#### To do:
Report every line in the listing that contains the string "Steps".

Start

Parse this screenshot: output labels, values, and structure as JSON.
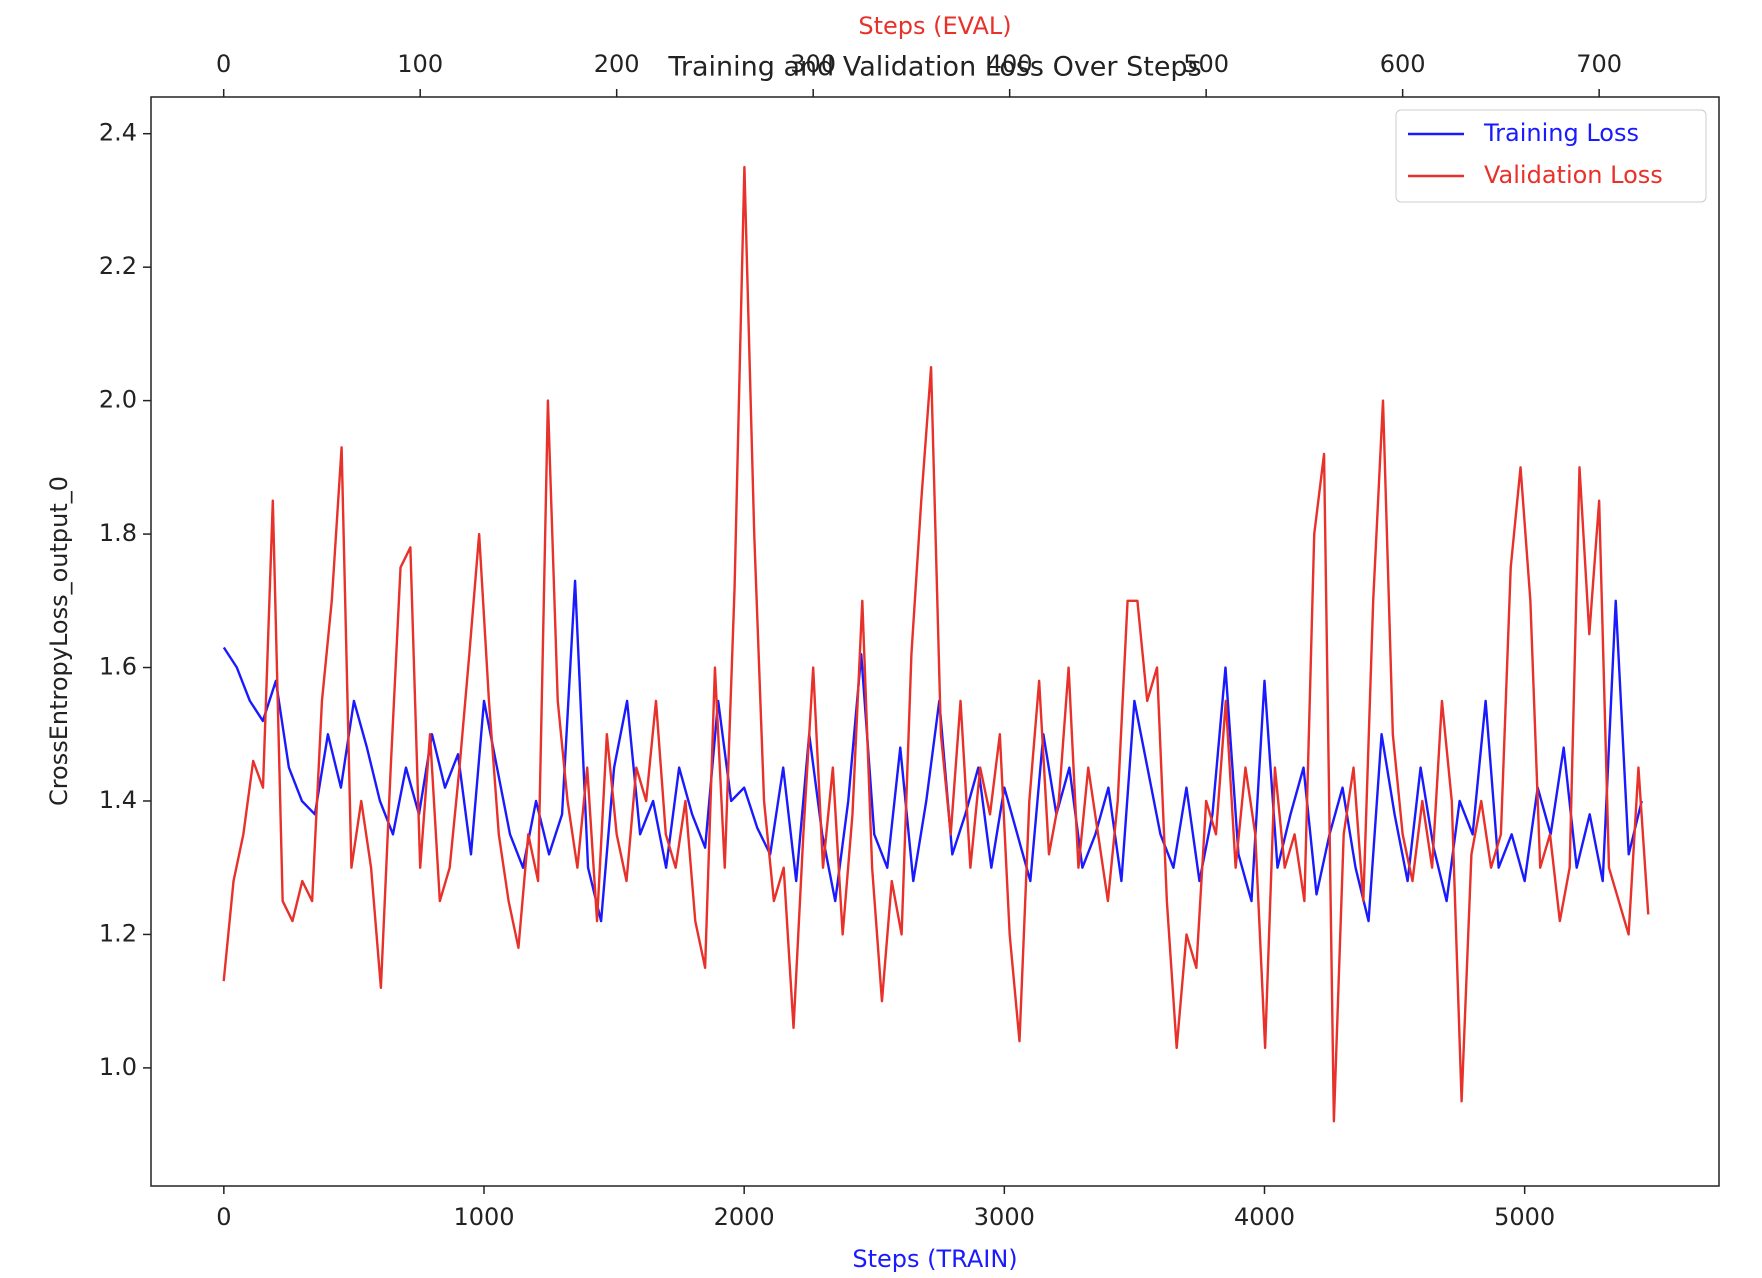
{
  "chart_data": {
    "type": "line",
    "title": "Training and Validation Loss Over Steps",
    "xlabel": "Steps (TRAIN)",
    "x2label": "Steps (EVAL)",
    "ylabel": "CrossEntropyLoss_output_0",
    "xlim": [
      -280,
      5747
    ],
    "xticks": [
      0,
      1000,
      2000,
      3000,
      4000,
      5000
    ],
    "x2lim": [
      -37,
      761
    ],
    "x2ticks": [
      0,
      100,
      200,
      300,
      400,
      500,
      600,
      700
    ],
    "ylim": [
      0.823,
      2.455
    ],
    "yticks": [
      {
        "value": 1.0,
        "label": "1.0"
      },
      1.2,
      1.4,
      1.6,
      1.8,
      {
        "value": 2.0,
        "label": "2.0"
      },
      2.2,
      2.4
    ],
    "legend": "upper right",
    "series": [
      {
        "name": "Training Loss",
        "color": "#1a1aff",
        "x": [
          0,
          50,
          100,
          150,
          200,
          250,
          300,
          350,
          400,
          450,
          500,
          550,
          600,
          650,
          700,
          750,
          800,
          850,
          900,
          950,
          1000,
          1050,
          1100,
          1150,
          1200,
          1250,
          1300,
          1350,
          1400,
          1450,
          1500,
          1550,
          1600,
          1650,
          1700,
          1750,
          1800,
          1850,
          1900,
          1950,
          2000,
          2050,
          2100,
          2150,
          2200,
          2250,
          2300,
          2350,
          2400,
          2450,
          2500,
          2550,
          2600,
          2650,
          2700,
          2750,
          2800,
          2850,
          2900,
          2950,
          3000,
          3050,
          3100,
          3150,
          3200,
          3250,
          3300,
          3350,
          3400,
          3450,
          3500,
          3550,
          3600,
          3650,
          3700,
          3750,
          3800,
          3850,
          3900,
          3950,
          4000,
          4050,
          4100,
          4150,
          4200,
          4250,
          4300,
          4350,
          4400,
          4450,
          4500,
          4550,
          4600,
          4650,
          4700,
          4750,
          4800,
          4850,
          4900,
          4950,
          5000,
          5050,
          5100,
          5150,
          5200,
          5250,
          5300,
          5350,
          5400,
          5450
        ],
        "values": [
          1.63,
          1.6,
          1.55,
          1.52,
          1.58,
          1.45,
          1.4,
          1.38,
          1.5,
          1.42,
          1.55,
          1.48,
          1.4,
          1.35,
          1.45,
          1.38,
          1.5,
          1.42,
          1.47,
          1.32,
          1.55,
          1.45,
          1.35,
          1.3,
          1.4,
          1.32,
          1.38,
          1.73,
          1.3,
          1.22,
          1.45,
          1.55,
          1.35,
          1.4,
          1.3,
          1.45,
          1.38,
          1.33,
          1.55,
          1.4,
          1.42,
          1.36,
          1.32,
          1.45,
          1.28,
          1.5,
          1.35,
          1.25,
          1.4,
          1.62,
          1.35,
          1.3,
          1.48,
          1.28,
          1.4,
          1.55,
          1.32,
          1.38,
          1.45,
          1.3,
          1.42,
          1.35,
          1.28,
          1.5,
          1.38,
          1.45,
          1.3,
          1.35,
          1.42,
          1.28,
          1.55,
          1.45,
          1.35,
          1.3,
          1.42,
          1.28,
          1.38,
          1.6,
          1.32,
          1.25,
          1.58,
          1.3,
          1.38,
          1.45,
          1.26,
          1.35,
          1.42,
          1.3,
          1.22,
          1.5,
          1.38,
          1.28,
          1.45,
          1.33,
          1.25,
          1.4,
          1.35,
          1.55,
          1.3,
          1.35,
          1.28,
          1.42,
          1.35,
          1.48,
          1.3,
          1.38,
          1.28,
          1.7,
          1.32,
          1.4
        ]
      },
      {
        "name": "Validation Loss",
        "color": "#e8312a",
        "axis": "x2",
        "x": [
          0,
          5,
          10,
          15,
          20,
          25,
          30,
          35,
          40,
          45,
          50,
          55,
          60,
          65,
          70,
          75,
          80,
          85,
          90,
          95,
          100,
          105,
          110,
          115,
          120,
          125,
          130,
          135,
          140,
          145,
          150,
          155,
          160,
          165,
          170,
          175,
          180,
          185,
          190,
          195,
          200,
          205,
          210,
          215,
          220,
          225,
          230,
          235,
          240,
          245,
          250,
          255,
          260,
          265,
          270,
          275,
          280,
          285,
          290,
          295,
          300,
          305,
          310,
          315,
          320,
          325,
          330,
          335,
          340,
          345,
          350,
          355,
          360,
          365,
          370,
          375,
          380,
          385,
          390,
          395,
          400,
          405,
          410,
          415,
          420,
          425,
          430,
          435,
          440,
          445,
          450,
          455,
          460,
          465,
          470,
          475,
          480,
          485,
          490,
          495,
          500,
          505,
          510,
          515,
          520,
          525,
          530,
          535,
          540,
          545,
          550,
          555,
          560,
          565,
          570,
          575,
          580,
          585,
          590,
          595,
          600,
          605,
          610,
          615,
          620,
          625,
          630,
          635,
          640,
          645,
          650,
          655,
          660,
          665,
          670,
          675,
          680,
          685,
          690,
          695,
          700,
          705,
          710,
          715,
          720,
          725
        ],
        "values": [
          1.13,
          1.28,
          1.35,
          1.46,
          1.42,
          1.85,
          1.25,
          1.22,
          1.28,
          1.25,
          1.55,
          1.7,
          1.93,
          1.3,
          1.4,
          1.3,
          1.12,
          1.45,
          1.75,
          1.78,
          1.3,
          1.5,
          1.25,
          1.3,
          1.45,
          1.62,
          1.8,
          1.55,
          1.35,
          1.25,
          1.18,
          1.35,
          1.28,
          2.0,
          1.55,
          1.4,
          1.3,
          1.45,
          1.22,
          1.5,
          1.35,
          1.28,
          1.45,
          1.4,
          1.55,
          1.35,
          1.3,
          1.4,
          1.22,
          1.15,
          1.6,
          1.3,
          1.72,
          2.35,
          1.8,
          1.4,
          1.25,
          1.3,
          1.06,
          1.35,
          1.6,
          1.3,
          1.45,
          1.2,
          1.38,
          1.7,
          1.3,
          1.1,
          1.28,
          1.2,
          1.62,
          1.85,
          2.05,
          1.5,
          1.35,
          1.55,
          1.3,
          1.45,
          1.38,
          1.5,
          1.2,
          1.04,
          1.4,
          1.58,
          1.32,
          1.4,
          1.6,
          1.3,
          1.45,
          1.35,
          1.25,
          1.4,
          1.7,
          1.7,
          1.55,
          1.6,
          1.25,
          1.03,
          1.2,
          1.15,
          1.4,
          1.35,
          1.55,
          1.3,
          1.45,
          1.35,
          1.03,
          1.45,
          1.3,
          1.35,
          1.25,
          1.8,
          1.92,
          0.92,
          1.35,
          1.45,
          1.25,
          1.7,
          2.0,
          1.5,
          1.35,
          1.28,
          1.4,
          1.3,
          1.55,
          1.4,
          0.95,
          1.32,
          1.4,
          1.3,
          1.35,
          1.75,
          1.9,
          1.7,
          1.3,
          1.35,
          1.22,
          1.3,
          1.9,
          1.65,
          1.85,
          1.3,
          1.25,
          1.2,
          1.45,
          1.23
        ]
      }
    ]
  }
}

End

#### Task response:
    "title": "Training and Validation Loss Over Steps",
    "xlabel": "Steps (TRAIN)",
    "x2label": "Steps (EVAL)",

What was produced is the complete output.